#### REQUIREMENT:
Output all lines exactly, with nothing added or dropped.
>>
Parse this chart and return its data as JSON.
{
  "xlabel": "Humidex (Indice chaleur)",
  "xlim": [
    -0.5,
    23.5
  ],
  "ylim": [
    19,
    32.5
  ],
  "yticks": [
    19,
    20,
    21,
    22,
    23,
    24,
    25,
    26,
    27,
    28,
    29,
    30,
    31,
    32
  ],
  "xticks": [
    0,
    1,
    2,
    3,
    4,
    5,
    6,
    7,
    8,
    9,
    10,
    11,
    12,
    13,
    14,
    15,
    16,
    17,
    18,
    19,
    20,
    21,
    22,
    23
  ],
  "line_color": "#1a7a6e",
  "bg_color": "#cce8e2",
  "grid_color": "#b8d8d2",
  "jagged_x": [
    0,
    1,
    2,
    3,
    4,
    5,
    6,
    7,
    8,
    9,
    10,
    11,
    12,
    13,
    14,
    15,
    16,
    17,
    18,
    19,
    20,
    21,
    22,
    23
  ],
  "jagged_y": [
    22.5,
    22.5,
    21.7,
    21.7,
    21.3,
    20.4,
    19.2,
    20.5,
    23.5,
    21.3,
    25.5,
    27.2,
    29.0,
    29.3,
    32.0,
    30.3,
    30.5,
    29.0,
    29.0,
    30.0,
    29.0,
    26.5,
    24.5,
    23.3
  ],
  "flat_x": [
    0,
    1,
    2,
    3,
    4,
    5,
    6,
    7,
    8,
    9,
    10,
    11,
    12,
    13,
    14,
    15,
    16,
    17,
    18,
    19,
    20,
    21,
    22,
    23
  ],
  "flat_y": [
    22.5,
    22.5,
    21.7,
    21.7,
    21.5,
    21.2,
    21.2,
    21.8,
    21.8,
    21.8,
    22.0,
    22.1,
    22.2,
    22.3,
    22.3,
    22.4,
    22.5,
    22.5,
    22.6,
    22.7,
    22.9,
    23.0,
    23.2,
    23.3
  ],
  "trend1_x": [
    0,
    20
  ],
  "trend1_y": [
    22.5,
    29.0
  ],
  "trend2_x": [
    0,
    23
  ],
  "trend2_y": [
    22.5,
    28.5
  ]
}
<<
#### THE RESULT:
Parse this chart and return its data as JSON.
{
  "xlabel": "Humidex (Indice chaleur)",
  "xlim": [
    -0.5,
    23.5
  ],
  "ylim": [
    19,
    32.5
  ],
  "yticks": [
    19,
    20,
    21,
    22,
    23,
    24,
    25,
    26,
    27,
    28,
    29,
    30,
    31,
    32
  ],
  "xticks": [
    0,
    1,
    2,
    3,
    4,
    5,
    6,
    7,
    8,
    9,
    10,
    11,
    12,
    13,
    14,
    15,
    16,
    17,
    18,
    19,
    20,
    21,
    22,
    23
  ],
  "line_color": "#1a7a6e",
  "bg_color": "#cce8e2",
  "grid_color": "#b8d8d2",
  "jagged_x": [
    0,
    1,
    2,
    3,
    4,
    5,
    6,
    7,
    8,
    9,
    10,
    11,
    12,
    13,
    14,
    15,
    16,
    17,
    18,
    19,
    20,
    21,
    22,
    23
  ],
  "jagged_y": [
    22.5,
    22.5,
    21.7,
    21.7,
    21.3,
    20.4,
    19.2,
    20.5,
    23.5,
    21.3,
    25.5,
    27.2,
    29.0,
    29.3,
    32.0,
    30.3,
    30.5,
    29.0,
    29.0,
    30.0,
    29.0,
    26.5,
    24.5,
    23.3
  ],
  "flat_x": [
    0,
    1,
    2,
    3,
    4,
    5,
    6,
    7,
    8,
    9,
    10,
    11,
    12,
    13,
    14,
    15,
    16,
    17,
    18,
    19,
    20,
    21,
    22,
    23
  ],
  "flat_y": [
    22.5,
    22.5,
    21.7,
    21.7,
    21.5,
    21.2,
    21.2,
    21.8,
    21.8,
    21.8,
    22.0,
    22.1,
    22.2,
    22.3,
    22.3,
    22.4,
    22.5,
    22.5,
    22.6,
    22.7,
    22.9,
    23.0,
    23.2,
    23.3
  ],
  "trend1_x": [
    0,
    20
  ],
  "trend1_y": [
    22.5,
    29.0
  ],
  "trend2_x": [
    0,
    23
  ],
  "trend2_y": [
    22.5,
    28.5
  ]
}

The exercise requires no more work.